%%

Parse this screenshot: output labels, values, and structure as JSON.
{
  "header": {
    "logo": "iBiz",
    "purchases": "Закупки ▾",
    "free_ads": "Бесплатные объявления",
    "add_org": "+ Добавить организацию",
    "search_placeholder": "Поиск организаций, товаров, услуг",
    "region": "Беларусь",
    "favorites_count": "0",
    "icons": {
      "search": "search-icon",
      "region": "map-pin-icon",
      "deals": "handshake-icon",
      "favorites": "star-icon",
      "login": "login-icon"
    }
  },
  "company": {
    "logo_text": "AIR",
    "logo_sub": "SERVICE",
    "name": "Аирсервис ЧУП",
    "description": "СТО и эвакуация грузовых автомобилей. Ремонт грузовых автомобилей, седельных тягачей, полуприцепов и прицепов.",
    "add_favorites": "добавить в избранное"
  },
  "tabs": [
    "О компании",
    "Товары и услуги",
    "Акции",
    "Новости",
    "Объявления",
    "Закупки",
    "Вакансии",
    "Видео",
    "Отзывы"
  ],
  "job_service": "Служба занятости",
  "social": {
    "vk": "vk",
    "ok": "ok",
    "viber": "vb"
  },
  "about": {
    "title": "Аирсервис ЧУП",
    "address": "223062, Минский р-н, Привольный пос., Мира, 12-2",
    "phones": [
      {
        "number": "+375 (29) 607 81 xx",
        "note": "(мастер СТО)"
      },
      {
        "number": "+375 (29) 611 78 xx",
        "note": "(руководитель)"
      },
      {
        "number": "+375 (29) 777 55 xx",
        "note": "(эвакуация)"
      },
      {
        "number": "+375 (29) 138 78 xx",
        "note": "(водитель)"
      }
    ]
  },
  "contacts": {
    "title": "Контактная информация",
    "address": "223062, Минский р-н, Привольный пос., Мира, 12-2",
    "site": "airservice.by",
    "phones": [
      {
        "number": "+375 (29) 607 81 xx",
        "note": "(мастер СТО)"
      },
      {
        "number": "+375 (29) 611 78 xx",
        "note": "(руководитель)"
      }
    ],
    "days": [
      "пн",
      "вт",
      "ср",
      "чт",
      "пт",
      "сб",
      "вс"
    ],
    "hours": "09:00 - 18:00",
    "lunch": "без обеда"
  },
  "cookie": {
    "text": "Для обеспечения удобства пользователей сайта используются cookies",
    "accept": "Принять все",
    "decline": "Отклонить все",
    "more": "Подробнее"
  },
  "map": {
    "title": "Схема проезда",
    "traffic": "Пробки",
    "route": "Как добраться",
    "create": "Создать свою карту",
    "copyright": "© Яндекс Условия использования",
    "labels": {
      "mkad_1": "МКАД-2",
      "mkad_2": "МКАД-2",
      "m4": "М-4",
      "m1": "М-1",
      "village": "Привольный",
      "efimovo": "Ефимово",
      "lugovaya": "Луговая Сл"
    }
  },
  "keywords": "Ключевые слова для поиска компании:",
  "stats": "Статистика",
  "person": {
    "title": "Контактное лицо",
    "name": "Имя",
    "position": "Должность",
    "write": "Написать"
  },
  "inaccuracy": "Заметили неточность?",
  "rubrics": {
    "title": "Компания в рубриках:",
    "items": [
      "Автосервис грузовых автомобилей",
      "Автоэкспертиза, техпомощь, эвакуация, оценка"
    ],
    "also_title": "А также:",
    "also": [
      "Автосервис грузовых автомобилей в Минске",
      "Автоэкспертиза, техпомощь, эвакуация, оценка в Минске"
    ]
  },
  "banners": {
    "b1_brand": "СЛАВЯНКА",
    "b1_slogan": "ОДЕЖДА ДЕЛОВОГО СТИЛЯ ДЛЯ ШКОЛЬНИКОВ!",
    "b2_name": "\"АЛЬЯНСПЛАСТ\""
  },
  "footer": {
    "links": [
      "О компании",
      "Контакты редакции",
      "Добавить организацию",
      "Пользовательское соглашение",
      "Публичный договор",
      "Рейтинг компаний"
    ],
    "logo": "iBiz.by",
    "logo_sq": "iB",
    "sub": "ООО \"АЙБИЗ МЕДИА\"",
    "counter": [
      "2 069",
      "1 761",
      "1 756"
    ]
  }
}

%%

_Aim_:
Using the material above, print every entry exactly as written.

_Output_:
Parse this screenshot: output labels, values, and structure as JSON.
{
  "header": {
    "logo": "iBiz",
    "purchases": "Закупки ▾",
    "free_ads": "Бесплатные объявления",
    "add_org": "+ Добавить организацию",
    "search_placeholder": "Поиск организаций, товаров, услуг",
    "region": "Беларусь",
    "favorites_count": "0",
    "icons": {
      "search": "search-icon",
      "region": "map-pin-icon",
      "deals": "handshake-icon",
      "favorites": "star-icon",
      "login": "login-icon"
    }
  },
  "company": {
    "logo_text": "AIR",
    "logo_sub": "SERVICE",
    "name": "Аирсервис ЧУП",
    "description": "СТО и эвакуация грузовых автомобилей. Ремонт грузовых автомобилей, седельных тягачей, полуприцепов и прицепов.",
    "add_favorites": "добавить в избранное"
  },
  "tabs": [
    "О компании",
    "Товары и услуги",
    "Акции",
    "Новости",
    "Объявления",
    "Закупки",
    "Вакансии",
    "Видео",
    "Отзывы"
  ],
  "job_service": "Служба занятости",
  "social": {
    "vk": "vk",
    "ok": "ok",
    "viber": "vb"
  },
  "about": {
    "title": "Аирсервис ЧУП",
    "address": "223062, Минский р-н, Привольный пос., Мира, 12-2",
    "phones": [
      {
        "number": "+375 (29) 607 81 xx",
        "note": "(мастер СТО)"
      },
      {
        "number": "+375 (29) 611 78 xx",
        "note": "(руководитель)"
      },
      {
        "number": "+375 (29) 777 55 xx",
        "note": "(эвакуация)"
      },
      {
        "number": "+375 (29) 138 78 xx",
        "note": "(водитель)"
      }
    ]
  },
  "contacts": {
    "title": "Контактная информация",
    "address": "223062, Минский р-н, Привольный пос., Мира, 12-2",
    "site": "airservice.by",
    "phones": [
      {
        "number": "+375 (29) 607 81 xx",
        "note": "(мастер СТО)"
      },
      {
        "number": "+375 (29) 611 78 xx",
        "note": "(руководитель)"
      }
    ],
    "days": [
      "пн",
      "вт",
      "ср",
      "чт",
      "пт",
      "сб",
      "вс"
    ],
    "hours": "09:00 - 18:00",
    "lunch": "без обеда"
  },
  "cookie": {
    "text": "Для обеспечения удобства пользователей сайта используются cookies",
    "accept": "Принять все",
    "decline": "Отклонить все",
    "more": "Подробнее"
  },
  "map": {
    "title": "Схема проезда",
    "traffic": "Пробки",
    "route": "Как добраться",
    "create": "Создать свою карту",
    "copyright": "© Яндекс Условия использования",
    "labels": {
      "mkad_1": "МКАД-2",
      "mkad_2": "МКАД-2",
      "m4": "М-4",
      "m1": "М-1",
      "village": "Привольный",
      "efimovo": "Ефимово",
      "lugovaya": "Луговая Сл"
    }
  },
  "keywords": "Ключевые слова для поиска компании:",
  "stats": "Статистика",
  "person": {
    "title": "Контактное лицо",
    "name": "Имя",
    "position": "Должность",
    "write": "Написать"
  },
  "inaccuracy": "Заметили неточность?",
  "rubrics": {
    "title": "Компания в рубриках:",
    "items": [
      "Автосервис грузовых автомобилей",
      "Автоэкспертиза, техпомощь, эвакуация, оценка"
    ],
    "also_title": "А также:",
    "also": [
      "Автосервис грузовых автомобилей в Минске",
      "Автоэкспертиза, техпомощь, эвакуация, оценка в Минске"
    ]
  },
  "banners": {
    "b1_brand": "СЛАВЯНКА",
    "b1_slogan": "ОДЕЖДА ДЕЛОВОГО СТИЛЯ ДЛЯ ШКОЛЬНИКОВ!",
    "b2_name": "\"АЛЬЯНСПЛАСТ\""
  },
  "footer": {
    "links": [
      "О компании",
      "Контакты редакции",
      "Добавить организацию",
      "Пользовательское соглашение",
      "Публичный договор",
      "Рейтинг компаний"
    ],
    "logo": "iBiz.by",
    "logo_sq": "iB",
    "sub": "ООО \"АЙБИЗ МЕДИА\"",
    "counter": [
      "2 069",
      "1 761",
      "1 756"
    ]
  }
}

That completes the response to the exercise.